What to produce:
Your answer should consist of the lines in the listing that hold "Relative".
:: Available data ::
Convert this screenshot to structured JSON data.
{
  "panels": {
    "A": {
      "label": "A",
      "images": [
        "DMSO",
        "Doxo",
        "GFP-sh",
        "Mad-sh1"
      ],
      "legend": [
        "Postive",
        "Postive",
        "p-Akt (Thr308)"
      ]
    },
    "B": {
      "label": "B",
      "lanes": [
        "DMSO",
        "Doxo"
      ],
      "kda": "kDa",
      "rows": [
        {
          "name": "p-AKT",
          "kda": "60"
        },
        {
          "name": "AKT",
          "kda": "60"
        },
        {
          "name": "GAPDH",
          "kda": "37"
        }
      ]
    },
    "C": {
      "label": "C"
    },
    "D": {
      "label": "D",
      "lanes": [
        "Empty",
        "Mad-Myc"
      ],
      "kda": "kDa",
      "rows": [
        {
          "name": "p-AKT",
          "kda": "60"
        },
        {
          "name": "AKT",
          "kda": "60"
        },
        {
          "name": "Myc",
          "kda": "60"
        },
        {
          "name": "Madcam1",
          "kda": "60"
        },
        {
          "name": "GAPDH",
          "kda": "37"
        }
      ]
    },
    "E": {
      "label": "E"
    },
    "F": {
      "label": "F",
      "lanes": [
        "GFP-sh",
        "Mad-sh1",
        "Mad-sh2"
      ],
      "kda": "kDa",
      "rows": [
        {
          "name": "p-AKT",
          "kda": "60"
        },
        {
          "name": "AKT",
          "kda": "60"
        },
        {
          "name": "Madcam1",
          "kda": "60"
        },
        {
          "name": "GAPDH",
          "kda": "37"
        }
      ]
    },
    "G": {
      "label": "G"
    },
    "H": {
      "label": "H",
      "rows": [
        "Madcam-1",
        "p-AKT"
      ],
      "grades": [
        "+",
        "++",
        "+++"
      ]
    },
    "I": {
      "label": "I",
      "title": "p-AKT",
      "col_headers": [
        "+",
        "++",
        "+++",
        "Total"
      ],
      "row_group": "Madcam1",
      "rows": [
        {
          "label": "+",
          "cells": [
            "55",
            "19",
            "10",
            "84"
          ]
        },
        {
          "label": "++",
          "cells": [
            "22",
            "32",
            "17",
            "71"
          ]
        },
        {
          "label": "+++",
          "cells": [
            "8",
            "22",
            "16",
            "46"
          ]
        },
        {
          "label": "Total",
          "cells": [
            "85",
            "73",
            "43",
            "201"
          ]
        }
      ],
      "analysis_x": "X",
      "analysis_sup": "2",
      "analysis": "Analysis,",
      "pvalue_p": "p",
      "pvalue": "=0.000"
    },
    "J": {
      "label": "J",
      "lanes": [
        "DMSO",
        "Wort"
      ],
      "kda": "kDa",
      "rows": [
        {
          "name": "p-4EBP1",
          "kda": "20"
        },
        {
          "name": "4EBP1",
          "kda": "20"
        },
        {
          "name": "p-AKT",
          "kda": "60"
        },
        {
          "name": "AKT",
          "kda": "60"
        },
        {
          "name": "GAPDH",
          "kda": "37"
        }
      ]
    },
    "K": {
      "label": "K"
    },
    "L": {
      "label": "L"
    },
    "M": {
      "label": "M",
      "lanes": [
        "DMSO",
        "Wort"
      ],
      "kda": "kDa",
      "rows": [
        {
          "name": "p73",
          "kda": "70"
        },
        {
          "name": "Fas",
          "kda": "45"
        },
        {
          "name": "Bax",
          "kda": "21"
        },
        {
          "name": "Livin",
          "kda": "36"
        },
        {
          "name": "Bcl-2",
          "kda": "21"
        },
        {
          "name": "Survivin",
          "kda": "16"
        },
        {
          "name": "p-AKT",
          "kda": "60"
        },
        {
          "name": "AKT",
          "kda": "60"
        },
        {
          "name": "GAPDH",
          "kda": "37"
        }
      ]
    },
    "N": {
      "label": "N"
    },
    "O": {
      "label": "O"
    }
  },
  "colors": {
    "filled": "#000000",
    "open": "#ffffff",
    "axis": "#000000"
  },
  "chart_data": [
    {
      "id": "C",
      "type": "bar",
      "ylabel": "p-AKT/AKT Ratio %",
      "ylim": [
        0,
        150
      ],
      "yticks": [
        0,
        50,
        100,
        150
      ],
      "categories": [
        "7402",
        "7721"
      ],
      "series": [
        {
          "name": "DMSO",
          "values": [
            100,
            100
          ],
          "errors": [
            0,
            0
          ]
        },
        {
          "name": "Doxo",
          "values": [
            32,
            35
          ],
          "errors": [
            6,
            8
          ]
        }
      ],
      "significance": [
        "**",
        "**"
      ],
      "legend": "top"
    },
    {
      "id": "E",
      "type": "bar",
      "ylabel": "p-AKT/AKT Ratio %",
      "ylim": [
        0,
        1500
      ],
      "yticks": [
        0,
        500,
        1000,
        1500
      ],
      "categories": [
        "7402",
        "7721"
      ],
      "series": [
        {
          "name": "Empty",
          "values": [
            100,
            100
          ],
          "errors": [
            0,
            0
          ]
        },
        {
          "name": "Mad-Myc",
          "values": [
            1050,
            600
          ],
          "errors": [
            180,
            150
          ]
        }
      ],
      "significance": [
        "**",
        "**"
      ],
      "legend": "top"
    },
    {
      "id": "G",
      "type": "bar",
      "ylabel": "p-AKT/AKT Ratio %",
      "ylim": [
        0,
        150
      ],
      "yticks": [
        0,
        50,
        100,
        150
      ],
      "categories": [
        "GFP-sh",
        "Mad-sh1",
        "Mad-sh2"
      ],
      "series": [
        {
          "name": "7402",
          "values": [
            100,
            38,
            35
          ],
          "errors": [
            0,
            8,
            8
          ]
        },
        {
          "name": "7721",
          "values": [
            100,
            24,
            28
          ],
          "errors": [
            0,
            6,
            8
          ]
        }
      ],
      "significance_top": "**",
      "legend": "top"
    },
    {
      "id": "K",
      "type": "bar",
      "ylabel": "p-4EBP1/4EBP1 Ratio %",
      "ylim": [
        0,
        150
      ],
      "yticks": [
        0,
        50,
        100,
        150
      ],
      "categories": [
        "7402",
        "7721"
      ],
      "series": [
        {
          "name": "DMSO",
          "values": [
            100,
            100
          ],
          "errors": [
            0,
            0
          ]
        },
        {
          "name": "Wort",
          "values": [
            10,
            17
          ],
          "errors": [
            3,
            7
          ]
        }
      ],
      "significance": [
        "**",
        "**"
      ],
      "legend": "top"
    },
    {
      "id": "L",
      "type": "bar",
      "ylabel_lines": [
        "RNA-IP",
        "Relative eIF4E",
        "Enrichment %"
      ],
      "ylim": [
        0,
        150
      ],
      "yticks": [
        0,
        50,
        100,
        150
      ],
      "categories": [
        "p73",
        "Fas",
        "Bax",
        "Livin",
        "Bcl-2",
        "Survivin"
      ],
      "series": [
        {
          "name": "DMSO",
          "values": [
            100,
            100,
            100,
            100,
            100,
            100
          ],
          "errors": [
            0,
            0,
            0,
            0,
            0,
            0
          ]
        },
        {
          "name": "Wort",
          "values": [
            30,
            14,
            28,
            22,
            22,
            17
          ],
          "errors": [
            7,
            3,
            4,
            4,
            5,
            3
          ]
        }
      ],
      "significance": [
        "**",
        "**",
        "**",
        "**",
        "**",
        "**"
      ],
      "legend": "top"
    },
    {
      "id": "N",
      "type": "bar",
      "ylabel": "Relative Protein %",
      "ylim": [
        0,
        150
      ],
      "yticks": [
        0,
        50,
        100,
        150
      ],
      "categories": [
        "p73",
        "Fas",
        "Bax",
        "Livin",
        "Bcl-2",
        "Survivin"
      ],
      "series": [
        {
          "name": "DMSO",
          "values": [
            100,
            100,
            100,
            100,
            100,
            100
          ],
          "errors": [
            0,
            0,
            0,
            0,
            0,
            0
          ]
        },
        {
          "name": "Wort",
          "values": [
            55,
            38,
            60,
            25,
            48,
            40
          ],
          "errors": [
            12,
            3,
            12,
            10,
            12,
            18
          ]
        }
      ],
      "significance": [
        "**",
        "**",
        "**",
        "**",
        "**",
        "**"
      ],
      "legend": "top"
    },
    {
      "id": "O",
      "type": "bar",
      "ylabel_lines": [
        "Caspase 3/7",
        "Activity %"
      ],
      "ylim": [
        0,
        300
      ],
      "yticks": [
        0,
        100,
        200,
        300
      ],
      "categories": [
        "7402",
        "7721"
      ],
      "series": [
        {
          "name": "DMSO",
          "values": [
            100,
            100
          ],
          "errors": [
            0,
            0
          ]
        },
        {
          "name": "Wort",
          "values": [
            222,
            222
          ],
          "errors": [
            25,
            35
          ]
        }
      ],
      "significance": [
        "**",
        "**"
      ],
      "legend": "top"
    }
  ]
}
:::
Answer:
        "Relative eIF4E",
      "ylabel": "Relative Protein %",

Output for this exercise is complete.